'''

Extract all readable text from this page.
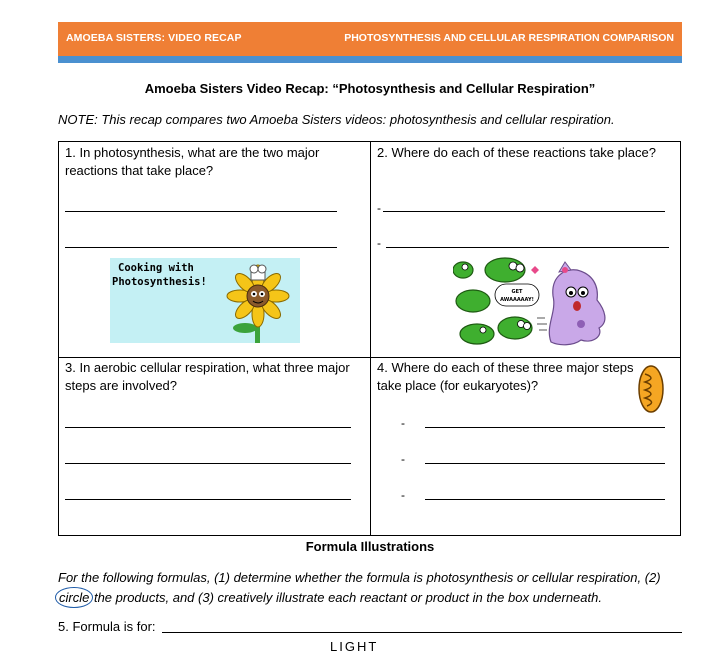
AMOEBA SISTERS: VIDEO RECAP	PHOTOSYNTHESIS AND CELLULAR RESPIRATION COMPARISON
Amoeba Sisters Video Recap: “Photosynthesis and Cellular Respiration”
NOTE: This recap compares two Amoeba Sisters videos: photosynthesis and cellular respiration.
1. In photosynthesis, what are the two major reactions that take place?
Cooking with
Photosynthesis!
2. Where do each of these reactions take place?
-
-
GET
AWAAAAAY!
3. In aerobic cellular respiration, what three major steps are involved?
4. Where do each of these three major steps take place (for eukaryotes)?
-
-
-
Formula Illustrations
For the following formulas, (1) determine whether the formula is photosynthesis or cellular respiration, (2)circle the products, and (3) creatively illustrate each reactant or product in the box underneath.
5. Formula is for:
LIGHT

'''

▶ [Work to complete]:
Write the records out once more, exactly as they appear, with no pictures.

▶ [Reply to the task]:
Extract all readable text from this page.
AMOEBA SISTERS: VIDEO RECAP	PHOTOSYNTHESIS AND CELLULAR RESPIRATION COMPARISON
Amoeba Sisters Video Recap: “Photosynthesis and Cellular Respiration”
NOTE: This recap compares two Amoeba Sisters videos: photosynthesis and cellular respiration.
1. In photosynthesis, what are the two major reactions that take place?
Cooking with
Photosynthesis!
2. Where do each of these reactions take place?
-
-
GET
AWAAAAAY!
3. In aerobic cellular respiration, what three major steps are involved?
4. Where do each of these three major steps take place (for eukaryotes)?
-
-
-
Formula Illustrations
For the following formulas, (1) determine whether the formula is photosynthesis or cellular respiration, (2)circle the products, and (3) creatively illustrate each reactant or product in the box underneath.
5. Formula is for:
LIGHT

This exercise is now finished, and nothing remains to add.